Directive: Return, character for character, the lines from the one bearing "Serialize everything readable" through the end of the material. Omit everything before that line.

** START OF Records to process **

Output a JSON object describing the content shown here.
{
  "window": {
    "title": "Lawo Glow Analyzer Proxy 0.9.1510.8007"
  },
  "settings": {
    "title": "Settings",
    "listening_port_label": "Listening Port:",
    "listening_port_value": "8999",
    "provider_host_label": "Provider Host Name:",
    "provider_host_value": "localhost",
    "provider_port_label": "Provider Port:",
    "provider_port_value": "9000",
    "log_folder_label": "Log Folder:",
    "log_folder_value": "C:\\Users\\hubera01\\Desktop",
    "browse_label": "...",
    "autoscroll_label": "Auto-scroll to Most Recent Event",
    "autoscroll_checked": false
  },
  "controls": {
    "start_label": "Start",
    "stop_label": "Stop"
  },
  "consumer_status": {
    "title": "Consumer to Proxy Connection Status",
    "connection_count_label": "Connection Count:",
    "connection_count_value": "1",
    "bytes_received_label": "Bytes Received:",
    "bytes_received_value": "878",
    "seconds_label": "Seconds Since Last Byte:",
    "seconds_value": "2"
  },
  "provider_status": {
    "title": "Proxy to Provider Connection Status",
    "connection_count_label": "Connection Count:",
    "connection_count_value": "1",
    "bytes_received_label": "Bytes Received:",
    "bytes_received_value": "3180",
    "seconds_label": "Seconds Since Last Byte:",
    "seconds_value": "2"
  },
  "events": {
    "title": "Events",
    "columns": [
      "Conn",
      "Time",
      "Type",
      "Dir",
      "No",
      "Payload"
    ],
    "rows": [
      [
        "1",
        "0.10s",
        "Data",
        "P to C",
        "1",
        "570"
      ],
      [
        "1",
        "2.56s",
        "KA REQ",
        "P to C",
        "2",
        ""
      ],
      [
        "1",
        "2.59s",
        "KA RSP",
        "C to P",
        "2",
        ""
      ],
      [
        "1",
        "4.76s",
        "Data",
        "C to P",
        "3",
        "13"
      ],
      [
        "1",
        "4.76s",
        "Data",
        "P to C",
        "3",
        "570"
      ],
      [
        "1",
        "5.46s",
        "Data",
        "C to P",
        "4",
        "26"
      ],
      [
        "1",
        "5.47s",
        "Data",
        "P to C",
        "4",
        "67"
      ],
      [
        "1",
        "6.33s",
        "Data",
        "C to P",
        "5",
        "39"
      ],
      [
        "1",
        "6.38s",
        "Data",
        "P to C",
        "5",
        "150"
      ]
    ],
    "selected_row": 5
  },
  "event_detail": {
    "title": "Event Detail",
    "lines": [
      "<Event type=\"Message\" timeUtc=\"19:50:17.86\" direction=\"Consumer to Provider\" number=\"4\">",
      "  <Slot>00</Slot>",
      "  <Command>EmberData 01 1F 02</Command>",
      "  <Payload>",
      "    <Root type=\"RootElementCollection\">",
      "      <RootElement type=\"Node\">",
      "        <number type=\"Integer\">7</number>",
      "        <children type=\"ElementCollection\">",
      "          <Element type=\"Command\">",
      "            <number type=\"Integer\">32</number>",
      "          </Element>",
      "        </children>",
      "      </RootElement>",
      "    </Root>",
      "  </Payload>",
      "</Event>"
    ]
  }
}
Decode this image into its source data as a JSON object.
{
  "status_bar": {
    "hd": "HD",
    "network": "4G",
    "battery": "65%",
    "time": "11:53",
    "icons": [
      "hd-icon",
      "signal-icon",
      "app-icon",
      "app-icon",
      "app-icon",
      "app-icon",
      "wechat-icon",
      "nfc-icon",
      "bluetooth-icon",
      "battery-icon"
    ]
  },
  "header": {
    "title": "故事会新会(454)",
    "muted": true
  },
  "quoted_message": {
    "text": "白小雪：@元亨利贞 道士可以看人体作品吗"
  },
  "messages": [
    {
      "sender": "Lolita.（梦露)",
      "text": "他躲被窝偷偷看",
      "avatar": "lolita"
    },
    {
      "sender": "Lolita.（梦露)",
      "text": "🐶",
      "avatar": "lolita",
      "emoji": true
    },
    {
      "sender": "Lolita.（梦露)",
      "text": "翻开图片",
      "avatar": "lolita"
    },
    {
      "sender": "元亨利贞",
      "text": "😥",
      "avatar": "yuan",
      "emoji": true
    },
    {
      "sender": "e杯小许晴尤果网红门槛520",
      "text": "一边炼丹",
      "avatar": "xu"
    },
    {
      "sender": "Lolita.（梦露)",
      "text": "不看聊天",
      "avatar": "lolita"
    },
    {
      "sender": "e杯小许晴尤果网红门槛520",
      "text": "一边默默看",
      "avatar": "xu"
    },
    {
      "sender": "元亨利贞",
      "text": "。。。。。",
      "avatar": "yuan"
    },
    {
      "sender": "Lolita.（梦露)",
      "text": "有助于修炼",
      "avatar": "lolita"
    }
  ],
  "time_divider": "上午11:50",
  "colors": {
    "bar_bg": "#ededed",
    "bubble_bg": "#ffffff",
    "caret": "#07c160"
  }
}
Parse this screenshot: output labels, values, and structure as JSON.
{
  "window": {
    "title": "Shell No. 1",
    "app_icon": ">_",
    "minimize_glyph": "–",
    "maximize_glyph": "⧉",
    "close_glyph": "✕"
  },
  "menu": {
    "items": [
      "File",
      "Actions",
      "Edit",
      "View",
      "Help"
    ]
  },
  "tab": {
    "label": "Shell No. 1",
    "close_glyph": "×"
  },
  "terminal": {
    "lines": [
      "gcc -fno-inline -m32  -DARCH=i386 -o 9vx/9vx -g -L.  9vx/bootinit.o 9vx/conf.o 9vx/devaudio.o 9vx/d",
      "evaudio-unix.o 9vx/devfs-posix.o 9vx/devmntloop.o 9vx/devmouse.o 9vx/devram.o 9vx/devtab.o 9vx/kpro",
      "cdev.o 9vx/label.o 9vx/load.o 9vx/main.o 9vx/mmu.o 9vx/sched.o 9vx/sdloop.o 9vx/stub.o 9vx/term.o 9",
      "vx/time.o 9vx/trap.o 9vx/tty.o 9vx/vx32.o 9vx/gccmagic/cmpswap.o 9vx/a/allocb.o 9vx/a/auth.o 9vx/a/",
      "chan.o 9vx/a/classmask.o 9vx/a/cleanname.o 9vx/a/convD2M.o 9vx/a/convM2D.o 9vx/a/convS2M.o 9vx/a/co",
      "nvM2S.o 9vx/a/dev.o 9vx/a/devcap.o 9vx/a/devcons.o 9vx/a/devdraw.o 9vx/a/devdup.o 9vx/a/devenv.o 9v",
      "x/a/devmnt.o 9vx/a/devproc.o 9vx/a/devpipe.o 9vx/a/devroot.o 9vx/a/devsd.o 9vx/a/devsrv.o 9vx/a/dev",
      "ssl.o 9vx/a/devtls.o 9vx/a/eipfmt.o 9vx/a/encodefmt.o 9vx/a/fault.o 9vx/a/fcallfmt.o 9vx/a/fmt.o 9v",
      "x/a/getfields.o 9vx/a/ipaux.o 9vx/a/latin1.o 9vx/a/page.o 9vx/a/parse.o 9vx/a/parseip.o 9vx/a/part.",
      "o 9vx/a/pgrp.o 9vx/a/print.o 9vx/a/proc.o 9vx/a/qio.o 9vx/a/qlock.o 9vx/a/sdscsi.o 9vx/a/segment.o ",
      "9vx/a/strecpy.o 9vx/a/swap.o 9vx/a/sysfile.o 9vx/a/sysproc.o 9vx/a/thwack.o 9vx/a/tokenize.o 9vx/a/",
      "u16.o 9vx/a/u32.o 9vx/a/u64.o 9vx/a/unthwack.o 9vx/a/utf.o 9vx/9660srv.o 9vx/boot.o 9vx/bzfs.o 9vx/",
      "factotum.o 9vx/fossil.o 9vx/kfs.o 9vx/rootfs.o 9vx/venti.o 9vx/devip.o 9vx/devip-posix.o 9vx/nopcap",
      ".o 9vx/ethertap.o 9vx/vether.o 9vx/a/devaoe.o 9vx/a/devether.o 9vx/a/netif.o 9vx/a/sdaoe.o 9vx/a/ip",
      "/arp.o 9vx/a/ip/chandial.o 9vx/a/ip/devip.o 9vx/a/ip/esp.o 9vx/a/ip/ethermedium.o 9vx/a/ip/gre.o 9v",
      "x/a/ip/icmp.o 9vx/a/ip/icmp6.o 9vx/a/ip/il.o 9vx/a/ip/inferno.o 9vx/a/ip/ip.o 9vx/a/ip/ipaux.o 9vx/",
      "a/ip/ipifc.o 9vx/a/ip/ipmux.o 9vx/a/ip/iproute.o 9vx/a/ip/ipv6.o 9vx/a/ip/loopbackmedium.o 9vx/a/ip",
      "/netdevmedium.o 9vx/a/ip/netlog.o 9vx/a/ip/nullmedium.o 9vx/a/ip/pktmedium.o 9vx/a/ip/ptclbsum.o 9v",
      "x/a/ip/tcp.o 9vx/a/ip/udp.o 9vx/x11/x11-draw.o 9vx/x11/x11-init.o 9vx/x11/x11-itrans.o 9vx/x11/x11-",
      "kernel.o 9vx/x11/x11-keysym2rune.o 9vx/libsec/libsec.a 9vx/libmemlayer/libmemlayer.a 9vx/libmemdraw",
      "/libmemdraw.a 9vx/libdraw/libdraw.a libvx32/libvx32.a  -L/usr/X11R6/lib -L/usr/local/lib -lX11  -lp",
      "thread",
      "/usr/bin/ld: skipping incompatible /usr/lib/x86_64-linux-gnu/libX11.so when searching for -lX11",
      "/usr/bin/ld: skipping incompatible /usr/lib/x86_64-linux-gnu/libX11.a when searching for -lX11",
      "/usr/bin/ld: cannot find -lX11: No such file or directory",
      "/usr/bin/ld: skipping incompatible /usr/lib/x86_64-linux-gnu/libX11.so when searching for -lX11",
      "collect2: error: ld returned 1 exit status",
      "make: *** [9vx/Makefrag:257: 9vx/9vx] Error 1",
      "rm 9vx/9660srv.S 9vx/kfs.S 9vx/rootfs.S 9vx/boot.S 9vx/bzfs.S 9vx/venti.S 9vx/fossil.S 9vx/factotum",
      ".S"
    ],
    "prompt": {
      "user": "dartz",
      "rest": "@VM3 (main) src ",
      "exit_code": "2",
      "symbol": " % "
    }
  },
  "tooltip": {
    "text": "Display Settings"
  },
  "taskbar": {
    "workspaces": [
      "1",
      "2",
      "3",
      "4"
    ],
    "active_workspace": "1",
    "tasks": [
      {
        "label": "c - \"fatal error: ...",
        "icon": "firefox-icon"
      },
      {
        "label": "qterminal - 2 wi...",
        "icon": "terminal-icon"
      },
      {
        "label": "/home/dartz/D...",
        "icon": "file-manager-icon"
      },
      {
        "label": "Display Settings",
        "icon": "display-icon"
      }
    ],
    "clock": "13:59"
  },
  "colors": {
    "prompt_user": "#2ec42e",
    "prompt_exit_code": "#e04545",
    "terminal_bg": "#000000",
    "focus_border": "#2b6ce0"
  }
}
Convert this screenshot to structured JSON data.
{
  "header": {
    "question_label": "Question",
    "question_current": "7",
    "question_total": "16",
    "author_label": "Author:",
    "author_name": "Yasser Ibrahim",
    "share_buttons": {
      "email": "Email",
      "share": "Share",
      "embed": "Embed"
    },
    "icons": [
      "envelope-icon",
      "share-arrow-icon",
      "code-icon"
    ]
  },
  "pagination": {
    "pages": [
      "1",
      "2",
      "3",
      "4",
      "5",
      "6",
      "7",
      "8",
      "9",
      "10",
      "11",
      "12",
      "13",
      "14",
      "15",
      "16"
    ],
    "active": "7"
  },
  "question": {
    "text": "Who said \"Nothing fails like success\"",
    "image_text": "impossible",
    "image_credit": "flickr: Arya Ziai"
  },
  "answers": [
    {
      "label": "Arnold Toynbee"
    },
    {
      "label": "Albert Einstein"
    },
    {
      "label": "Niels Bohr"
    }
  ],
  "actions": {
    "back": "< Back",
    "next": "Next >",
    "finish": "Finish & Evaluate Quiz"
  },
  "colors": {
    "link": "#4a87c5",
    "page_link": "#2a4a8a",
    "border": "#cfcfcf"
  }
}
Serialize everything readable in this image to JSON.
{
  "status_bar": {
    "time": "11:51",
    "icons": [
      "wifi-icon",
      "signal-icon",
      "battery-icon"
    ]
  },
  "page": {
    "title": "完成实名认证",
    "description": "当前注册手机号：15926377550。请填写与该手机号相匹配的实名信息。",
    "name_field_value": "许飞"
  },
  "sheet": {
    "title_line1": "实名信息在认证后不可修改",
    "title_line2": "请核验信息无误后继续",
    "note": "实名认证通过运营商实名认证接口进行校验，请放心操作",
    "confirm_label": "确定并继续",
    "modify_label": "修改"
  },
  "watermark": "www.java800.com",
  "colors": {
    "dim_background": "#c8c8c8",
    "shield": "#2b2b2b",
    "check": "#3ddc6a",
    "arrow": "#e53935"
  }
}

** END OF Records to process **

Completed exercise:
Serialize everything readable in this image to JSON.
{
  "status_bar": {
    "time": "11:51",
    "icons": [
      "wifi-icon",
      "signal-icon",
      "battery-icon"
    ]
  },
  "page": {
    "title": "完成实名认证",
    "description": "当前注册手机号：15926377550。请填写与该手机号相匹配的实名信息。",
    "name_field_value": "许飞"
  },
  "sheet": {
    "title_line1": "实名信息在认证后不可修改",
    "title_line2": "请核验信息无误后继续",
    "note": "实名认证通过运营商实名认证接口进行校验，请放心操作",
    "confirm_label": "确定并继续",
    "modify_label": "修改"
  },
  "watermark": "www.java800.com",
  "colors": {
    "dim_background": "#c8c8c8",
    "shield": "#2b2b2b",
    "check": "#3ddc6a",
    "arrow": "#e53935"
  }
}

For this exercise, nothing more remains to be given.